─── ページ抜粋

Kentaro Sugiyama
[東京 15日 ロイター] - 国土交通省が15日に発表した7月1日時点の都道府県地価(基準地価)によると、全国・全用途平均の地価は前年比1.5%上昇し、5年連続のプラスとなった。上昇率は前年と同水準で、バブル期末期にあたる1991年(3.1%)以来の伸びを維持した。景気が緩やかに回復する中、全体として上昇基調が続いている。
<名古屋圏や地方4市は伸び鈍化>
三大都市圏の全用途平均は前年比4.4%上昇と、前年から伸び率が0.1ポイント拡大した。東京圏と大阪圏が上昇幅を拡大した一方、名古屋圏が上昇幅を縮小した。
地方圏は同0.4%上昇と、伸び率は3年連続で同水準。このうち、地方4市(札幌市・仙台市・広島市・福岡市)は同4.1%上昇と、伸び率が1.2ポイント縮小した。
伸び率が縮小した名古屋圏や地方4市では、地価や建築費の上昇などを背景に住宅購入を控える動きや新規開発への慎重姿勢がみられた。
<住宅地・商業地とも上昇続く>
用途別では、住宅地が全国平均で同1.0%上昇し、5年連続のプラスとなった。東京や大阪など大都市圏の中心部で高い伸びがみられたほか、ウインタースポーツを楽しめるリゾート地や、子育て環境の整備で転入者が増えている地域でも上昇した。
商業地は同2.9%上昇と、前年から上昇幅を0.1ポイント拡大し、5年連続のプラスとなった。主要都市で店舗やホテル需要が堅調なほか、オフィスも空室率の低下や賃料上昇を背景に収益性が改善し、地価を押し上げている。住宅地と同様、インバウンド(訪日客)の増加を受けて観光地の地価も上昇を続けた。マンション需要との競合がみられる地域でも地価の大幅な上昇が続いている。
<最高価格は銀座、上昇率トップは白馬>
地価が最も高かったのは、21年連続で東京都中央区銀座2丁目の「明治屋銀座ビル」だった。1平方メートル当たり5250万円で、前年から11.9%上昇した。上昇率が最も大きかったのは長野県白馬村の商業地で、35.6%上昇した。
基準地価は各都道府県が毎年7月1日における地価格を調査・公表し、国土交通省が全国状況を取りまとめている。今回の調査対象は2万1466地点。国交省が実施する公示地価(毎年1月1日時点の調査)と相互補完的な関係にある。
なお、今回の調査には7月28日の「令和8年熊本地震」と、8月13─14日の「令和8年8月千葉豪雨」による影響は反映されていない。

──────

設問 –
1. 地価の記事から、「伸び率が縮小した名古屋圏や地」で始まり「増えている地域でも上昇した。」で終わる部分をそのまま書き写してください。
2. 地価の記事の内容を2文でまとめること。

─── データ抜粋

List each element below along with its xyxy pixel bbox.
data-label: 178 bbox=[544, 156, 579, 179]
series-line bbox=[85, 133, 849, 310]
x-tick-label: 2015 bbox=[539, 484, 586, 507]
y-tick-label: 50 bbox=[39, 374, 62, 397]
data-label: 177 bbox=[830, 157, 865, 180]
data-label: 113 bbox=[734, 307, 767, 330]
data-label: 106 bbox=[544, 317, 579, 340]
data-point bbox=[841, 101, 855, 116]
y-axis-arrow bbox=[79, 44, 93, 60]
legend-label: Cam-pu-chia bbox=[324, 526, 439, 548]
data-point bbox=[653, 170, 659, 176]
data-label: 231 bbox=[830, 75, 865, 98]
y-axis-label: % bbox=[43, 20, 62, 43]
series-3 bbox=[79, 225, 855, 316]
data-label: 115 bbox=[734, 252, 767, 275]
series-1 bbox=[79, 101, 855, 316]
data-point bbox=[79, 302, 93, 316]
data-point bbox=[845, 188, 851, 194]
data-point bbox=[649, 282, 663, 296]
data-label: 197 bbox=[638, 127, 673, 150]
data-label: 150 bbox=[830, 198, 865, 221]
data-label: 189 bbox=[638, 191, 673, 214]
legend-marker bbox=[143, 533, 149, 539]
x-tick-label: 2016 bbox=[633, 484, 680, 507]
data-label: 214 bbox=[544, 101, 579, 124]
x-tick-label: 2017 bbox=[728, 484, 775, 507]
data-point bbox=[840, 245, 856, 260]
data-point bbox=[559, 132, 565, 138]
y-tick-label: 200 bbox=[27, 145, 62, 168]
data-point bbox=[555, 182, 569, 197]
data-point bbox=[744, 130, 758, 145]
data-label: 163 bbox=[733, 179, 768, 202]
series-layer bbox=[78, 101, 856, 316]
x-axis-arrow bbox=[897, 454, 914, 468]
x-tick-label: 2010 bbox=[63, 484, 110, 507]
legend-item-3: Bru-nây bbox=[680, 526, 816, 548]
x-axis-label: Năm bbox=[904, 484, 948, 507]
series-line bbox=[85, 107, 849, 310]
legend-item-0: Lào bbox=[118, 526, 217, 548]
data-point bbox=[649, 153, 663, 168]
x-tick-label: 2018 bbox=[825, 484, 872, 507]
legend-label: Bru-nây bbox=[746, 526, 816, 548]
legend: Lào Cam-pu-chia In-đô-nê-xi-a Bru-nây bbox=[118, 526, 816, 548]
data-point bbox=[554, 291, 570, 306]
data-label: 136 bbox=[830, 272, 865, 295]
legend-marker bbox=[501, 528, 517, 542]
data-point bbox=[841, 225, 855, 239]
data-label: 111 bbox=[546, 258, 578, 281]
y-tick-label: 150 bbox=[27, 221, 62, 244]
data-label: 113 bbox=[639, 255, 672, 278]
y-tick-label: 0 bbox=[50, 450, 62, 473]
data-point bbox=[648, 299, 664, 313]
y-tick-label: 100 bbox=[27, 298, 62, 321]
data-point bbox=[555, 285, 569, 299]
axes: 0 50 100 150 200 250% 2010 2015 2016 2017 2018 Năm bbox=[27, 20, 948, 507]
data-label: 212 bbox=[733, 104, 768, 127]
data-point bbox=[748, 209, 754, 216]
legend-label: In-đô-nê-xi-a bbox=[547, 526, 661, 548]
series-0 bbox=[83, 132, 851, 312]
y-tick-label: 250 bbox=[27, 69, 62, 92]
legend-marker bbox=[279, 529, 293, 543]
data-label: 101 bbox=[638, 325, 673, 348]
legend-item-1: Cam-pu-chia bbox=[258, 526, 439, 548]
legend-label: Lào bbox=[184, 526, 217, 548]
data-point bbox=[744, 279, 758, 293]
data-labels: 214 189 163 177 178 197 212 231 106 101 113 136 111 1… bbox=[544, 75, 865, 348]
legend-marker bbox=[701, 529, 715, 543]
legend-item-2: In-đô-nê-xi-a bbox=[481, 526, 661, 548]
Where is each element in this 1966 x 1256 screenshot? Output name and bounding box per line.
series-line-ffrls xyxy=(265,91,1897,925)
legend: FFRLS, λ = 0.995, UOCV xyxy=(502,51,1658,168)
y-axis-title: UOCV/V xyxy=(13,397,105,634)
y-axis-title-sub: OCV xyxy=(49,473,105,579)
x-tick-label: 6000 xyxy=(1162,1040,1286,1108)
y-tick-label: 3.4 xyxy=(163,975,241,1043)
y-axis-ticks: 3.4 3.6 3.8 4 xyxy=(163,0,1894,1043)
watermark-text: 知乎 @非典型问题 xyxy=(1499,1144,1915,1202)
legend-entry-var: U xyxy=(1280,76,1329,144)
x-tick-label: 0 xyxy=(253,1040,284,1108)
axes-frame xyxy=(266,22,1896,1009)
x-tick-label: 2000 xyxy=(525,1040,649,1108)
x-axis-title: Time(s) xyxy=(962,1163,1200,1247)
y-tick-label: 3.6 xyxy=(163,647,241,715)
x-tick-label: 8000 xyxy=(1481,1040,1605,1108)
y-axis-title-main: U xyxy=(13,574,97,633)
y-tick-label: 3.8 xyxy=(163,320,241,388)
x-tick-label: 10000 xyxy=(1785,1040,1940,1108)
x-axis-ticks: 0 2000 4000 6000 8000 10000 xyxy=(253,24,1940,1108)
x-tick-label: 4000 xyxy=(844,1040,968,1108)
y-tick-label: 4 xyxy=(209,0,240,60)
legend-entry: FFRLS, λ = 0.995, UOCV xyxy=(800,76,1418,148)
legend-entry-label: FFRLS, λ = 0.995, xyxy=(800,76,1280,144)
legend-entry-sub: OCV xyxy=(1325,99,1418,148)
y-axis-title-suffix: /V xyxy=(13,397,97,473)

──────

各問の解答 –
1.
伸び率が縮小した名古屋圏や地方4市では、地価や建築費の上昇などを背景に住宅購入を控える動きや新規開発への慎重姿勢がみられた。
<住宅地・商業地とも上昇続く>
用途別では、住宅地が全国平均で同1.0%上昇し、5年連続のプラスとなった。東京や大阪など大都市圏の中心部で高い伸びがみられたほか、ウインタースポーツを楽しめるリゾート地や、子育て環境の整備で転入者が増えている地域でも上昇した。

2. 7月1日時点の基準地価は全国・全用途平均で前年比1.5%上昇し、5年連続のプラスとなった。用途別では住宅地が1.0%、商業地が2.9%上昇し、地価が最も高かったのは21年連続で東京都中央区銀座2丁目の「明治屋銀座ビル」、上昇率が最も大きかったのは長野県白馬村の商業地だった。